Your instructions:
Pull out each line of the data that includes the word "cristalli".

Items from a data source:

[Begin]

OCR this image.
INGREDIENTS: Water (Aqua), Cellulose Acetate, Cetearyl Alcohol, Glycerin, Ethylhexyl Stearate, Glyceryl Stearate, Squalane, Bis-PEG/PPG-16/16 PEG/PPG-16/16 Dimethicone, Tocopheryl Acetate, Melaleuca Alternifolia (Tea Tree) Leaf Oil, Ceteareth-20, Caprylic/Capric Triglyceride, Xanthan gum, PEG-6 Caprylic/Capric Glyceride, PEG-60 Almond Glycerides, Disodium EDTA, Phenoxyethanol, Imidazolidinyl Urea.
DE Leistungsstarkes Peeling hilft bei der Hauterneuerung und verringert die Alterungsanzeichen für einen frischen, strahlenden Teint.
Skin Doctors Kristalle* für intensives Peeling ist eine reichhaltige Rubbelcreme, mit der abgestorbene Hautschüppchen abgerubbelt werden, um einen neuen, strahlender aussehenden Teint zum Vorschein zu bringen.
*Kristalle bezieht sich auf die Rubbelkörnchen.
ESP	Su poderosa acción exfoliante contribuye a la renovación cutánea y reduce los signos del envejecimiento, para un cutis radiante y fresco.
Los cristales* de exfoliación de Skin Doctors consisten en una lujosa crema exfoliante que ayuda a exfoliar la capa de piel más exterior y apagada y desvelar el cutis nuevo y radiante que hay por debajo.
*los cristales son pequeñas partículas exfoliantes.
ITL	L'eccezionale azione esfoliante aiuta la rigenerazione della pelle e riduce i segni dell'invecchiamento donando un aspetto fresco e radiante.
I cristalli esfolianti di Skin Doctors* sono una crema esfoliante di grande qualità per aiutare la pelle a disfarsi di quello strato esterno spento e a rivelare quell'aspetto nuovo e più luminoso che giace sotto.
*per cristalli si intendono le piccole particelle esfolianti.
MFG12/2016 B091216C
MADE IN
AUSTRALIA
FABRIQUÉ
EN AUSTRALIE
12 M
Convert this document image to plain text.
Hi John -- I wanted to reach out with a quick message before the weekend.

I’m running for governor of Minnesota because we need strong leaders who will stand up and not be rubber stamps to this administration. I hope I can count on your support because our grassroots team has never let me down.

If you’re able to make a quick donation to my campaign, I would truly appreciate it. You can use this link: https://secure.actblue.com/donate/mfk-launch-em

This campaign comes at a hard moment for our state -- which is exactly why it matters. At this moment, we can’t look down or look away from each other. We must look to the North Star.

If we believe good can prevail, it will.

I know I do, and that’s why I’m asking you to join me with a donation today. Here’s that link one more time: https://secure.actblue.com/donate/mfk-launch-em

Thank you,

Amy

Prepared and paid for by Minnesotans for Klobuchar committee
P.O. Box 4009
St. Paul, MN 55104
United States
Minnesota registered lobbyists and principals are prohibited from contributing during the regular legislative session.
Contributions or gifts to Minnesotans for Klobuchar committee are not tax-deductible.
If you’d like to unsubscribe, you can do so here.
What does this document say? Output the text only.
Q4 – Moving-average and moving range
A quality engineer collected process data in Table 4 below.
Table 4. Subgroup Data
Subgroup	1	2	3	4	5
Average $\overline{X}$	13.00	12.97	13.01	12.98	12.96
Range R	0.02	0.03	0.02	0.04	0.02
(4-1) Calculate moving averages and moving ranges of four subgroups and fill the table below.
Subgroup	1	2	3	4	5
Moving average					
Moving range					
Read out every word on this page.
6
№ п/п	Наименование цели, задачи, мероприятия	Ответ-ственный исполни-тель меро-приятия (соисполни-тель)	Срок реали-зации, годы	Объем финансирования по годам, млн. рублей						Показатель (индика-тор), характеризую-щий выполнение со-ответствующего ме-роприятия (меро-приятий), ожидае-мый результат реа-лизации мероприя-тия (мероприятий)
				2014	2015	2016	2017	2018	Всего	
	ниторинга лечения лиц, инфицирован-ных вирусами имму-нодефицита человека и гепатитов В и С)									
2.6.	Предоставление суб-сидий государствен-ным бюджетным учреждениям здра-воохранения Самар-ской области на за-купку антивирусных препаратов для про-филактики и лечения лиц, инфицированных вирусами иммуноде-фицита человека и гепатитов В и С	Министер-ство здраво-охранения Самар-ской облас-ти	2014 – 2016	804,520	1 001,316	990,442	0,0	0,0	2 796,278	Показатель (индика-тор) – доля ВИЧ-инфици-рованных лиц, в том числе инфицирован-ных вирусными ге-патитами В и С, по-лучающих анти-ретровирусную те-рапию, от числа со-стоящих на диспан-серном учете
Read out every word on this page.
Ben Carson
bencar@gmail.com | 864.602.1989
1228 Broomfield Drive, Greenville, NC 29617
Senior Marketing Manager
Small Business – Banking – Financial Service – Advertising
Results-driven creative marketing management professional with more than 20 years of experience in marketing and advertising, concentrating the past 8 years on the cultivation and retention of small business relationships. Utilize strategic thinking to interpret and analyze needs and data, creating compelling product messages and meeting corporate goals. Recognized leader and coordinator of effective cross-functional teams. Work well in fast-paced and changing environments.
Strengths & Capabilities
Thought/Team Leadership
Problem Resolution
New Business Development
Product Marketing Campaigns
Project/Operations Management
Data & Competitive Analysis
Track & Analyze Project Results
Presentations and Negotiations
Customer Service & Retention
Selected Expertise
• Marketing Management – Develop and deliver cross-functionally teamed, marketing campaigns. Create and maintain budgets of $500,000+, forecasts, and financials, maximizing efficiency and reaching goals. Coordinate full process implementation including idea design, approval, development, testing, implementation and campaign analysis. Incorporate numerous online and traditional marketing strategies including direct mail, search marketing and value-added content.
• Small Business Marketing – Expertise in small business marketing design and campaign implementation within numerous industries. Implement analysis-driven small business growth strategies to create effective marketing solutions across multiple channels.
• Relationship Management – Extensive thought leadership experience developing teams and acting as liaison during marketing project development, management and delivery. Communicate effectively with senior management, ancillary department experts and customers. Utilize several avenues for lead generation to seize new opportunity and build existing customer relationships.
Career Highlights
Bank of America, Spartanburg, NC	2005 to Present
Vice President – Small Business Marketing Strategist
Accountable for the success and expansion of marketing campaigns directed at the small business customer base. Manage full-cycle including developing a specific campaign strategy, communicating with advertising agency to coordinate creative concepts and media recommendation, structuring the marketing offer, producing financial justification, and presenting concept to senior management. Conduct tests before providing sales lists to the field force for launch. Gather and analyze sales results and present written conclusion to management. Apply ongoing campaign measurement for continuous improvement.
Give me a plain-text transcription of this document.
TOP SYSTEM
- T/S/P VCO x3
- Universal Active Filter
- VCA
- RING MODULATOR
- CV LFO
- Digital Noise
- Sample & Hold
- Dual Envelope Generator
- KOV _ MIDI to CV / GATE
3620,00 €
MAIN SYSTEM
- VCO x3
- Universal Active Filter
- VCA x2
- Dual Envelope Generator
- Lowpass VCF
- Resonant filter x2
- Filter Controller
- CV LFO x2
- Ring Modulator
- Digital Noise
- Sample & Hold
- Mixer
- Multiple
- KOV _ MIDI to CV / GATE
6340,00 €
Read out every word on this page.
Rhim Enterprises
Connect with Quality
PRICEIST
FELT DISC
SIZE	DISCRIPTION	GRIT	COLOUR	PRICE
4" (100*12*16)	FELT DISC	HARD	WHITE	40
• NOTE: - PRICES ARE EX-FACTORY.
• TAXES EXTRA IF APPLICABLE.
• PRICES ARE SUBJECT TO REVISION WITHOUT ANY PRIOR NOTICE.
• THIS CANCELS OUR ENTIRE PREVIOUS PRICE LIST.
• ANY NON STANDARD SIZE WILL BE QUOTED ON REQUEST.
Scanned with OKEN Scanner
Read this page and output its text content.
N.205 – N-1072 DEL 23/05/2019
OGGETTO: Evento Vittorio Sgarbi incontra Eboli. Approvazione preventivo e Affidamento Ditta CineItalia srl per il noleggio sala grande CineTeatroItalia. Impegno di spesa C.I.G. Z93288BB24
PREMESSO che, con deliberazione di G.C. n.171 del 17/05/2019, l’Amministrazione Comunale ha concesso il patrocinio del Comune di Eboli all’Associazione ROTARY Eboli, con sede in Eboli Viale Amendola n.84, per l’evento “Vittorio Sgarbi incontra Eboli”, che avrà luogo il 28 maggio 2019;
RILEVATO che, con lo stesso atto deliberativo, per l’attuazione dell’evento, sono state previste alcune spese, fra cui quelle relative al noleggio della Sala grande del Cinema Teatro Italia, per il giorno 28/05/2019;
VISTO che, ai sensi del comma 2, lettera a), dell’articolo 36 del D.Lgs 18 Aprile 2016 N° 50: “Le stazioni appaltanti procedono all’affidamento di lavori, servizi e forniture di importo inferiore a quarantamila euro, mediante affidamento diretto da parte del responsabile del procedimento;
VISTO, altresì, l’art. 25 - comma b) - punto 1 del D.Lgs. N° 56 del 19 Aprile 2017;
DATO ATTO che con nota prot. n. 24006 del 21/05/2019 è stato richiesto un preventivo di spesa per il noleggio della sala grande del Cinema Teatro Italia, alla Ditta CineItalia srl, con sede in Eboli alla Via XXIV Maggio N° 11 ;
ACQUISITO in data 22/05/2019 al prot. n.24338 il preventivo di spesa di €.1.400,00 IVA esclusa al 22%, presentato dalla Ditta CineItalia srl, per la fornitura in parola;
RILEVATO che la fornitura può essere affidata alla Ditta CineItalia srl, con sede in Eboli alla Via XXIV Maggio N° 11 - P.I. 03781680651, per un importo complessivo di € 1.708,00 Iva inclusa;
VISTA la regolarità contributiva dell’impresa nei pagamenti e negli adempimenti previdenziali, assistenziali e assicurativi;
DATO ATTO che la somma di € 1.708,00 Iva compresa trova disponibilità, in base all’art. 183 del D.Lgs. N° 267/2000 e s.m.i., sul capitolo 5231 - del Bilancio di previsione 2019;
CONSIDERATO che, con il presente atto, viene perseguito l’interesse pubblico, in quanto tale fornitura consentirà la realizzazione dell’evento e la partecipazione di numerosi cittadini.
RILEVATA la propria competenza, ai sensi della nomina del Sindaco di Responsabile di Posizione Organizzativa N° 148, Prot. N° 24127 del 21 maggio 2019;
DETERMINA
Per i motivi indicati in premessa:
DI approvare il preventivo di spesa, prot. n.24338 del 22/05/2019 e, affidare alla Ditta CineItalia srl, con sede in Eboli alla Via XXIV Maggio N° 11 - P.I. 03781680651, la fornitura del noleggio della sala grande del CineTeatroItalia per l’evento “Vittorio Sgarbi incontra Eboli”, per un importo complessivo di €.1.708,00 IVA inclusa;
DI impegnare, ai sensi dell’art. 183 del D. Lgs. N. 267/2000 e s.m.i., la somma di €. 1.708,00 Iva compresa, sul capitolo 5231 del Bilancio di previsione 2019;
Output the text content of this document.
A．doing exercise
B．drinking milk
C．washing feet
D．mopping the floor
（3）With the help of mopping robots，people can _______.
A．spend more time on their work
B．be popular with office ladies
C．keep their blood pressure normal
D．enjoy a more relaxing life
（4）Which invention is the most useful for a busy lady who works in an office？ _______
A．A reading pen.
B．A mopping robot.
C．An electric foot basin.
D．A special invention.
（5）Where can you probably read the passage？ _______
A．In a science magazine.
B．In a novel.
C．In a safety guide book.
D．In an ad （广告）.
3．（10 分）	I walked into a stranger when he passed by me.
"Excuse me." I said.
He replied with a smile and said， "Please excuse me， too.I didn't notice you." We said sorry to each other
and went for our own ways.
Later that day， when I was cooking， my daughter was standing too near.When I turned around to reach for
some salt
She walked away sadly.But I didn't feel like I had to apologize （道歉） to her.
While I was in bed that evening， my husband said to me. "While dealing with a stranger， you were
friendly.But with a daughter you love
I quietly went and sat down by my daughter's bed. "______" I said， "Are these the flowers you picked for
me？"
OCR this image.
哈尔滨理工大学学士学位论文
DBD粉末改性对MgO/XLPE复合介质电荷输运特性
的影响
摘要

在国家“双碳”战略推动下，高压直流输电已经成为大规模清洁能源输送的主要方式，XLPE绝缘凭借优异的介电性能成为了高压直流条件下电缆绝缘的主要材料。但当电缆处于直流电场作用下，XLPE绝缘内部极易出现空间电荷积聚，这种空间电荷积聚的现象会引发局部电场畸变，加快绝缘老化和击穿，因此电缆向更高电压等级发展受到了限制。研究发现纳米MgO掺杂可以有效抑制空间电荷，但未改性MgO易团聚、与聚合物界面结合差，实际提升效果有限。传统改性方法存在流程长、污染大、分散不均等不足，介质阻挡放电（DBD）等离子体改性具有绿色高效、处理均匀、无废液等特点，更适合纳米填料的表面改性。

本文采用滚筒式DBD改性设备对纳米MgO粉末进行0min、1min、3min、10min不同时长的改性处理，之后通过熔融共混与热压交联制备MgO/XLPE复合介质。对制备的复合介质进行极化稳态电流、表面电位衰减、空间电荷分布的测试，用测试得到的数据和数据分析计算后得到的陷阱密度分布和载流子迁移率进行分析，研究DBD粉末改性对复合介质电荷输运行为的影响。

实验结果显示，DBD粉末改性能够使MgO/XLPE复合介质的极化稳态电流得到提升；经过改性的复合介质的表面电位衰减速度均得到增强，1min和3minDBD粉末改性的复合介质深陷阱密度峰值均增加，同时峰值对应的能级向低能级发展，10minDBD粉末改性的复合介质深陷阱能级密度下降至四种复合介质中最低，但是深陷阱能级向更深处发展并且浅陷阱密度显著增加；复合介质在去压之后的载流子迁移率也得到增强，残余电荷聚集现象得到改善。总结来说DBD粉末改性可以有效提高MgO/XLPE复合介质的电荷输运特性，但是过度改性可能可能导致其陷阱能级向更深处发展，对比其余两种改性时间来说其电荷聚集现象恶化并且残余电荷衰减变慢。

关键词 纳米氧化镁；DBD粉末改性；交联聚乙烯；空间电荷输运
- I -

[End]

Result:
I cristalli esfolianti di Skin Doctors* sono una crema esfoliante di grande qualità per aiutare la pelle a disfarsi di quello strato esterno spento e a rivelare quell'aspetto nuovo e più luminoso che giace sotto.
*per cristalli si intendono le piccole particelle esfolianti.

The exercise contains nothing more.